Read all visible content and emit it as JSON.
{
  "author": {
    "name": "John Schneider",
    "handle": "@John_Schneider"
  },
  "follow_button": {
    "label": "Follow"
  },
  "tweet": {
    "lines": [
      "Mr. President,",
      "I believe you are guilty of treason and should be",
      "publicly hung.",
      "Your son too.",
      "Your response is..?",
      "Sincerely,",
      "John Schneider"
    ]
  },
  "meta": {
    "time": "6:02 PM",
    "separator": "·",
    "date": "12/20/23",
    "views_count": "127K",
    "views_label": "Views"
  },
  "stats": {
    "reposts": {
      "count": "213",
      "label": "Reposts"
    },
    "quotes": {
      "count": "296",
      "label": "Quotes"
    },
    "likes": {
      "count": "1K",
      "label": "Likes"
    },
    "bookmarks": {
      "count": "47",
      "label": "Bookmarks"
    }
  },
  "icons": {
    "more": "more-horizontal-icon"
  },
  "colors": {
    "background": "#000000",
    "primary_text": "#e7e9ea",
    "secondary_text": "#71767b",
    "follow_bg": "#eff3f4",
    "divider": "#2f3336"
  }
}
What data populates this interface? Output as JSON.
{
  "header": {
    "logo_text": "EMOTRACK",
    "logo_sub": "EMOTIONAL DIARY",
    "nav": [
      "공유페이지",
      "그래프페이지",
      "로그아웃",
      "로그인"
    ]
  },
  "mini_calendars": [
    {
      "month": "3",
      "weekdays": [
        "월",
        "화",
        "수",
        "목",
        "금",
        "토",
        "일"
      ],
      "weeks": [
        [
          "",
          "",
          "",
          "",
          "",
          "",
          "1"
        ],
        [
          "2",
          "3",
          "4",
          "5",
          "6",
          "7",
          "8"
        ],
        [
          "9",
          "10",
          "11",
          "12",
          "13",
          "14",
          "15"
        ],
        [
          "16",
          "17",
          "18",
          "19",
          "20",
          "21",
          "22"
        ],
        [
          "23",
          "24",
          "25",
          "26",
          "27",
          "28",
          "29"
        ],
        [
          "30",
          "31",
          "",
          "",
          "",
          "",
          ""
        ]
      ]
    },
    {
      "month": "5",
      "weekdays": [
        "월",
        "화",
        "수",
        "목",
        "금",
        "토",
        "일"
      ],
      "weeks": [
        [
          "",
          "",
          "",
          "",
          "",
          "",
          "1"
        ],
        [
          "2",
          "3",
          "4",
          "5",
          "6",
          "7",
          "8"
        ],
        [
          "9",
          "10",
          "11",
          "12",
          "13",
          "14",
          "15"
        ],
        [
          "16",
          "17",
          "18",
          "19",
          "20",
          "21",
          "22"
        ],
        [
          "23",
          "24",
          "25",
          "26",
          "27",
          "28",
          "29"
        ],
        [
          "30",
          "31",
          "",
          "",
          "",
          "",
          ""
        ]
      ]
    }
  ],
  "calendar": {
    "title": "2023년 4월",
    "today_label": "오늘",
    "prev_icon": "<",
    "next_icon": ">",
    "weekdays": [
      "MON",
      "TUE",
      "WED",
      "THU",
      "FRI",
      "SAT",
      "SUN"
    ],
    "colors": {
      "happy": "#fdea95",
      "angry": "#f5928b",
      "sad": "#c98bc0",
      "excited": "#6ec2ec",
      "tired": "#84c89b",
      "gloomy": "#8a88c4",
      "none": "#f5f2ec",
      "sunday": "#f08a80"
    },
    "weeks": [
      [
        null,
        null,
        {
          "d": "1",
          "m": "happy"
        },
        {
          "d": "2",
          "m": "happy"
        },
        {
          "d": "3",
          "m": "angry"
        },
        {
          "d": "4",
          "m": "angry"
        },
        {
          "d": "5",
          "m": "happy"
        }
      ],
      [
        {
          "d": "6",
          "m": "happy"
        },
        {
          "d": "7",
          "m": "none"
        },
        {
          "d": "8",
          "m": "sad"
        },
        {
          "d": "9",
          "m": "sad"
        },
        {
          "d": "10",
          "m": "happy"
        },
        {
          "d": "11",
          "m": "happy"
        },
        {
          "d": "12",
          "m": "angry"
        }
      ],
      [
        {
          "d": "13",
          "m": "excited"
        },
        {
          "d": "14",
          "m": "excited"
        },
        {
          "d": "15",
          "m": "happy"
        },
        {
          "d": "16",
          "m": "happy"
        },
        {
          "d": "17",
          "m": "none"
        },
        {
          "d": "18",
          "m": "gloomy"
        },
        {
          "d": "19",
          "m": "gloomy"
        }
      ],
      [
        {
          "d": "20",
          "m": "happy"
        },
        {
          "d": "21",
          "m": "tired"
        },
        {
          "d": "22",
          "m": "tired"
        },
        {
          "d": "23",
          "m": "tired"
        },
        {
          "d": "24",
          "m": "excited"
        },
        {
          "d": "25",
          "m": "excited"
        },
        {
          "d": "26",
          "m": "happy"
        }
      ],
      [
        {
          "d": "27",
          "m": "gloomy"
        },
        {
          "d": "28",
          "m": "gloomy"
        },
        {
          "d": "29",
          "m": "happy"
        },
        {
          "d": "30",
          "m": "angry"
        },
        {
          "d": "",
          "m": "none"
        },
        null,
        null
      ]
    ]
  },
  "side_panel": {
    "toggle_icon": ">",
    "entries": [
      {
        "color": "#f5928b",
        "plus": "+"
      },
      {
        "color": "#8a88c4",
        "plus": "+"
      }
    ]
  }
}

> **Your goal**: Transcribe the material above in its entirety. Match it exactly.

> **Solution to this task**:
Read all visible content and emit it as JSON.
{
  "author": {
    "name": "John Schneider",
    "handle": "@John_Schneider"
  },
  "follow_button": {
    "label": "Follow"
  },
  "tweet": {
    "lines": [
      "Mr. President,",
      "I believe you are guilty of treason and should be",
      "publicly hung.",
      "Your son too.",
      "Your response is..?",
      "Sincerely,",
      "John Schneider"
    ]
  },
  "meta": {
    "time": "6:02 PM",
    "separator": "·",
    "date": "12/20/23",
    "views_count": "127K",
    "views_label": "Views"
  },
  "stats": {
    "reposts": {
      "count": "213",
      "label": "Reposts"
    },
    "quotes": {
      "count": "296",
      "label": "Quotes"
    },
    "likes": {
      "count": "1K",
      "label": "Likes"
    },
    "bookmarks": {
      "count": "47",
      "label": "Bookmarks"
    }
  },
  "icons": {
    "more": "more-horizontal-icon"
  },
  "colors": {
    "background": "#000000",
    "primary_text": "#e7e9ea",
    "secondary_text": "#71767b",
    "follow_bg": "#eff3f4",
    "divider": "#2f3336"
  }
}
What data populates this interface? Output as JSON.
{
  "header": {
    "logo_text": "EMOTRACK",
    "logo_sub": "EMOTIONAL DIARY",
    "nav": [
      "공유페이지",
      "그래프페이지",
      "로그아웃",
      "로그인"
    ]
  },
  "mini_calendars": [
    {
      "month": "3",
      "weekdays": [
        "월",
        "화",
        "수",
        "목",
        "금",
        "토",
        "일"
      ],
      "weeks": [
        [
          "",
          "",
          "",
          "",
          "",
          "",
          "1"
        ],
        [
          "2",
          "3",
          "4",
          "5",
          "6",
          "7",
          "8"
        ],
        [
          "9",
          "10",
          "11",
          "12",
          "13",
          "14",
          "15"
        ],
        [
          "16",
          "17",
          "18",
          "19",
          "20",
          "21",
          "22"
        ],
        [
          "23",
          "24",
          "25",
          "26",
          "27",
          "28",
          "29"
        ],
        [
          "30",
          "31",
          "",
          "",
          "",
          "",
          ""
        ]
      ]
    },
    {
      "month": "5",
      "weekdays": [
        "월",
        "화",
        "수",
        "목",
        "금",
        "토",
        "일"
      ],
      "weeks": [
        [
          "",
          "",
          "",
          "",
          "",
          "",
          "1"
        ],
        [
          "2",
          "3",
          "4",
          "5",
          "6",
          "7",
          "8"
        ],
        [
          "9",
          "10",
          "11",
          "12",
          "13",
          "14",
          "15"
        ],
        [
          "16",
          "17",
          "18",
          "19",
          "20",
          "21",
          "22"
        ],
        [
          "23",
          "24",
          "25",
          "26",
          "27",
          "28",
          "29"
        ],
        [
          "30",
          "31",
          "",
          "",
          "",
          "",
          ""
        ]
      ]
    }
  ],
  "calendar": {
    "title": "2023년 4월",
    "today_label": "오늘",
    "prev_icon": "<",
    "next_icon": ">",
    "weekdays": [
      "MON",
      "TUE",
      "WED",
      "THU",
      "FRI",
      "SAT",
      "SUN"
    ],
    "colors": {
      "happy": "#fdea95",
      "angry": "#f5928b",
      "sad": "#c98bc0",
      "excited": "#6ec2ec",
      "tired": "#84c89b",
      "gloomy": "#8a88c4",
      "none": "#f5f2ec",
      "sunday": "#f08a80"
    },
    "weeks": [
      [
        null,
        null,
        {
          "d": "1",
          "m": "happy"
        },
        {
          "d": "2",
          "m": "happy"
        },
        {
          "d": "3",
          "m": "angry"
        },
        {
          "d": "4",
          "m": "angry"
        },
        {
          "d": "5",
          "m": "happy"
        }
      ],
      [
        {
          "d": "6",
          "m": "happy"
        },
        {
          "d": "7",
          "m": "none"
        },
        {
          "d": "8",
          "m": "sad"
        },
        {
          "d": "9",
          "m": "sad"
        },
        {
          "d": "10",
          "m": "happy"
        },
        {
          "d": "11",
          "m": "happy"
        },
        {
          "d": "12",
          "m": "angry"
        }
      ],
      [
        {
          "d": "13",
          "m": "excited"
        },
        {
          "d": "14",
          "m": "excited"
        },
        {
          "d": "15",
          "m": "happy"
        },
        {
          "d": "16",
          "m": "happy"
        },
        {
          "d": "17",
          "m": "none"
        },
        {
          "d": "18",
          "m": "gloomy"
        },
        {
          "d": "19",
          "m": "gloomy"
        }
      ],
      [
        {
          "d": "20",
          "m": "happy"
        },
        {
          "d": "21",
          "m": "tired"
        },
        {
          "d": "22",
          "m": "tired"
        },
        {
          "d": "23",
          "m": "tired"
        },
        {
          "d": "24",
          "m": "excited"
        },
        {
          "d": "25",
          "m": "excited"
        },
        {
          "d": "26",
          "m": "happy"
        }
      ],
      [
        {
          "d": "27",
          "m": "gloomy"
        },
        {
          "d": "28",
          "m": "gloomy"
        },
        {
          "d": "29",
          "m": "happy"
        },
        {
          "d": "30",
          "m": "angry"
        },
        {
          "d": "",
          "m": "none"
        },
        null,
        null
      ]
    ]
  },
  "side_panel": {
    "toggle_icon": ">",
    "entries": [
      {
        "color": "#f5928b",
        "plus": "+"
      },
      {
        "color": "#8a88c4",
        "plus": "+"
      }
    ]
  }
}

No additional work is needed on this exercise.